## PROBLEM REQUIREMENTS
Gather, from the listing beneath this task, every line holding the string "desc".

START DATASET CONTENT

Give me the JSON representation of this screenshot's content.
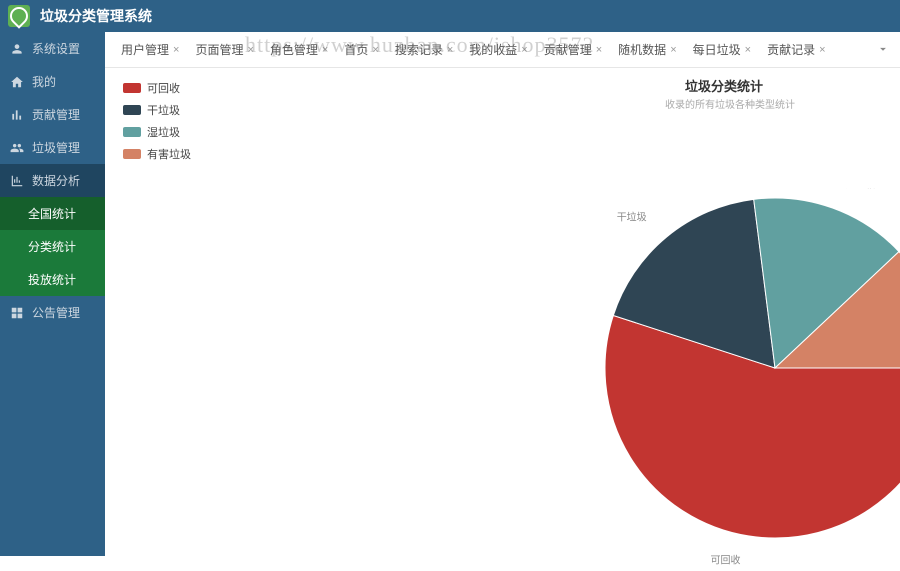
{
  "header": {
    "title": "垃圾分类管理系统"
  },
  "sidebar": {
    "items": [
      {
        "label": "系统设置",
        "icon": "user"
      },
      {
        "label": "我的",
        "icon": "home"
      },
      {
        "label": "贡献管理",
        "icon": "bars"
      },
      {
        "label": "垃圾管理",
        "icon": "group"
      },
      {
        "label": "数据分析",
        "icon": "chart",
        "active": true
      },
      {
        "label": "公告管理",
        "icon": "grid"
      }
    ],
    "sub": [
      {
        "label": "全国统计",
        "active": true
      },
      {
        "label": "分类统计"
      },
      {
        "label": "投放统计"
      }
    ]
  },
  "tabs": {
    "items": [
      {
        "label": "用户管理"
      },
      {
        "label": "页面管理"
      },
      {
        "label": "角色管理"
      },
      {
        "label": "首页"
      },
      {
        "label": "搜索记录"
      },
      {
        "label": "我的收益"
      },
      {
        "label": "贡献管理"
      },
      {
        "label": "随机数据"
      },
      {
        "label": "每日垃圾"
      },
      {
        "label": "贡献记录"
      }
    ]
  },
  "chart_data": {
    "type": "pie",
    "title": "垃圾分类统计",
    "subtitle": "收录的所有垃圾各种类型统计",
    "series": [
      {
        "name": "可回收",
        "value": 55,
        "color": "#c23531"
      },
      {
        "name": "干垃圾",
        "value": 18,
        "color": "#2f4554"
      },
      {
        "name": "湿垃圾",
        "value": 15,
        "color": "#61a0a0"
      },
      {
        "name": "有害垃圾",
        "value": 12,
        "color": "#d48265"
      }
    ]
  },
  "watermark": "https://www.huzhan.com/ishop3572"
}
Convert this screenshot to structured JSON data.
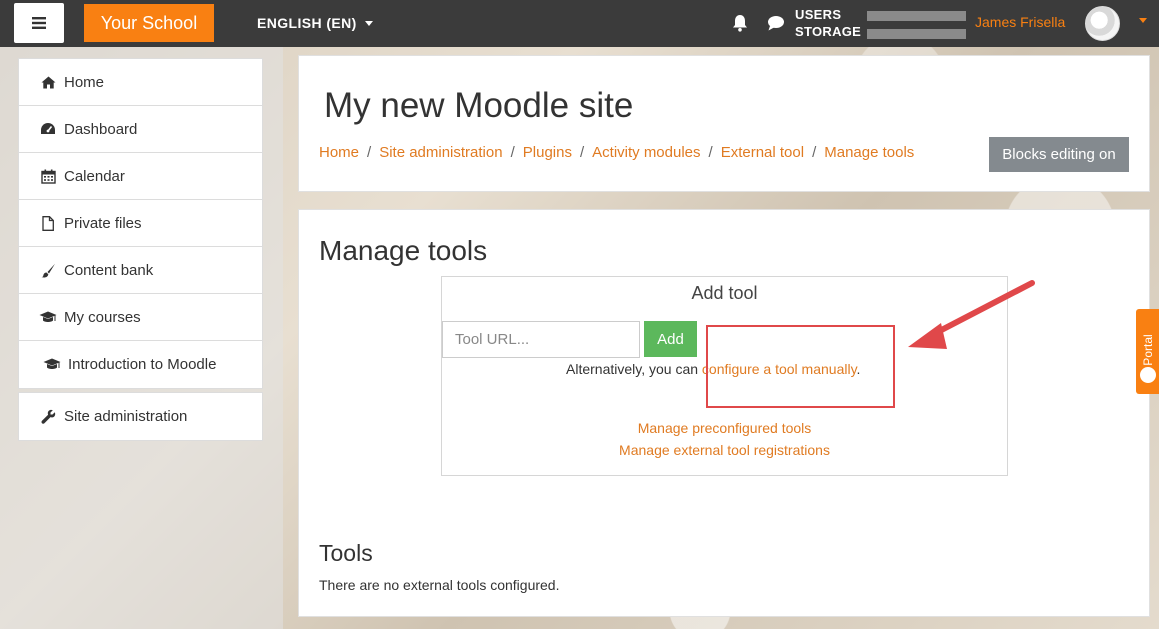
{
  "navbar": {
    "brand": "Your School",
    "language": "ENGLISH (EN)",
    "usage_users": "USERS",
    "usage_storage": "STORAGE",
    "user_name": "James Frisella"
  },
  "sidebar": {
    "items": [
      {
        "label": "Home",
        "icon": "home-icon"
      },
      {
        "label": "Dashboard",
        "icon": "dashboard-icon"
      },
      {
        "label": "Calendar",
        "icon": "calendar-icon"
      },
      {
        "label": "Private files",
        "icon": "file-icon"
      },
      {
        "label": "Content bank",
        "icon": "paintbrush-icon"
      },
      {
        "label": "My courses",
        "icon": "graduation-cap-icon"
      },
      {
        "label": "Introduction to Moodle",
        "icon": "graduation-cap-icon"
      }
    ],
    "admin": {
      "label": "Site administration",
      "icon": "wrench-icon"
    }
  },
  "header": {
    "site_title": "My new Moodle site",
    "breadcrumb": [
      "Home",
      "Site administration",
      "Plugins",
      "Activity modules",
      "External tool",
      "Manage tools"
    ],
    "breadcrumb_separator": "/",
    "blocks_editing": "Blocks editing on"
  },
  "main": {
    "heading": "Manage tools",
    "add_tool": {
      "title": "Add tool",
      "url_placeholder": "Tool URL...",
      "add_label": "Add",
      "alt_prefix": "Alternatively, you can",
      "alt_link": "configure a tool manually",
      "alt_suffix": ".",
      "preconfigured_link": "Manage preconfigured tools",
      "registrations_link": "Manage external tool registrations"
    },
    "tools_heading": "Tools",
    "tools_empty": "There are no external tools configured."
  },
  "portal_tab": "Portal",
  "colors": {
    "brand": "#f98012",
    "link": "#e07b22",
    "navbar": "#3b3b3b",
    "add_button": "#5cb85c",
    "annotation": "#e0484a"
  }
}
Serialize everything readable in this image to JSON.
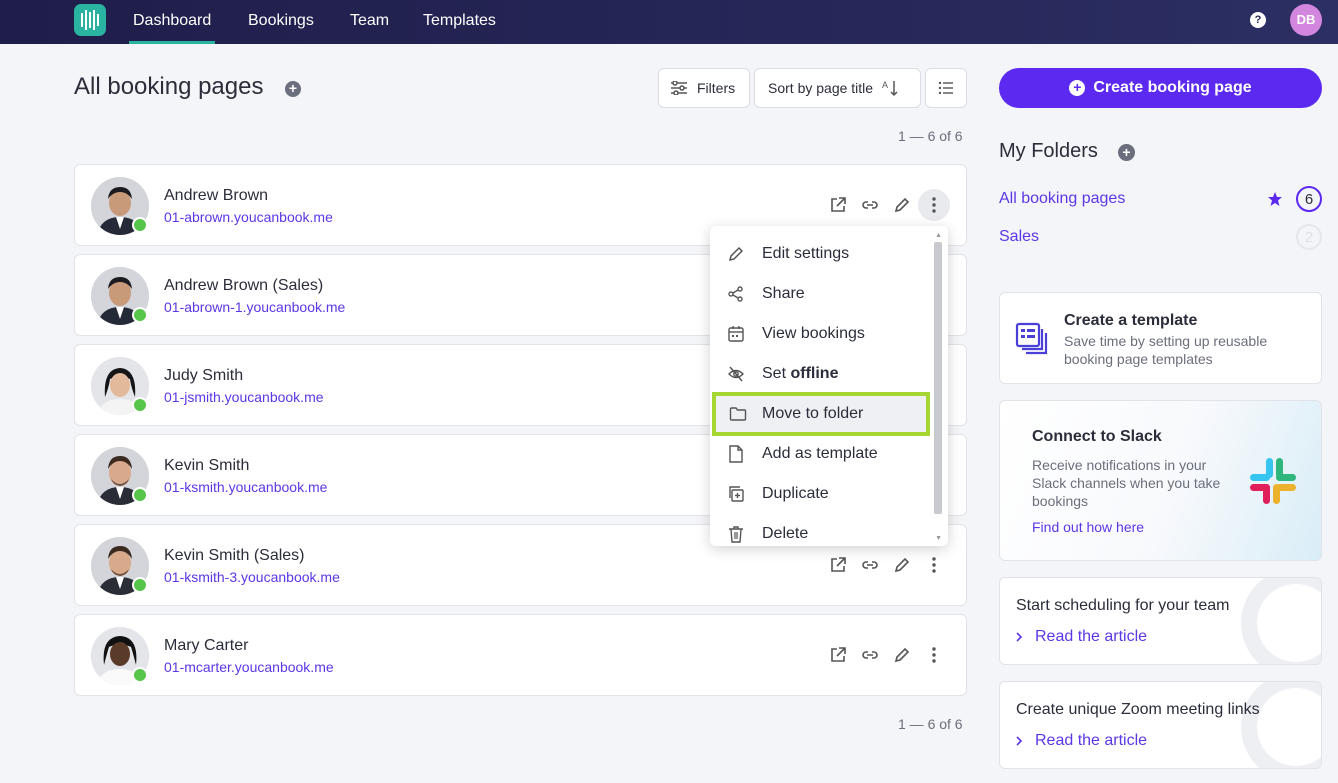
{
  "nav": {
    "items": [
      "Dashboard",
      "Bookings",
      "Team",
      "Templates"
    ],
    "help_label": "?",
    "user_initials": "DB"
  },
  "header": {
    "title": "All booking pages",
    "filters_label": "Filters",
    "sort_label": "Sort by page title",
    "count_top": "1 — 6 of 6",
    "count_bottom": "1 — 6 of 6"
  },
  "rows": [
    {
      "name": "Andrew Brown",
      "url": "01-abrown.youcanbook.me"
    },
    {
      "name": "Andrew Brown (Sales)",
      "url": "01-abrown-1.youcanbook.me"
    },
    {
      "name": "Judy Smith",
      "url": "01-jsmith.youcanbook.me"
    },
    {
      "name": "Kevin Smith",
      "url": "01-ksmith.youcanbook.me"
    },
    {
      "name": "Kevin Smith (Sales)",
      "url": "01-ksmith-3.youcanbook.me"
    },
    {
      "name": "Mary Carter",
      "url": "01-mcarter.youcanbook.me"
    }
  ],
  "menu": {
    "edit": "Edit settings",
    "share": "Share",
    "view": "View bookings",
    "offline_prefix": "Set ",
    "offline_bold": "offline",
    "move": "Move to folder",
    "template": "Add as template",
    "duplicate": "Duplicate",
    "delete": "Delete"
  },
  "sidebar": {
    "create_label": "Create booking page",
    "folders_title": "My Folders",
    "folders": [
      {
        "name": "All booking pages",
        "count": "6"
      },
      {
        "name": "Sales",
        "count": "2"
      }
    ],
    "template_card": {
      "title": "Create a template",
      "desc": "Save time by setting up reusable booking page templates"
    },
    "slack_card": {
      "title": "Connect to Slack",
      "desc": "Receive notifications in your Slack channels when you take bookings",
      "link": "Find out how here"
    },
    "article1": {
      "title": "Start scheduling for your team",
      "link": "Read the article"
    },
    "article2": {
      "title": "Create unique Zoom meeting links",
      "link": "Read the article"
    }
  },
  "colors": {
    "accent": "#5b29ef",
    "link": "#5b37e6",
    "nav_bg": "#262758",
    "teal": "#2bb3a1",
    "online": "#56c54a",
    "highlight": "#a6d631"
  }
}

END DATASET CONTENT

## OUTPUT OF THE TASK
      "desc": "Save time by setting up reusable booking page templates"
      "desc": "Receive notifications in your Slack channels when you take bookings",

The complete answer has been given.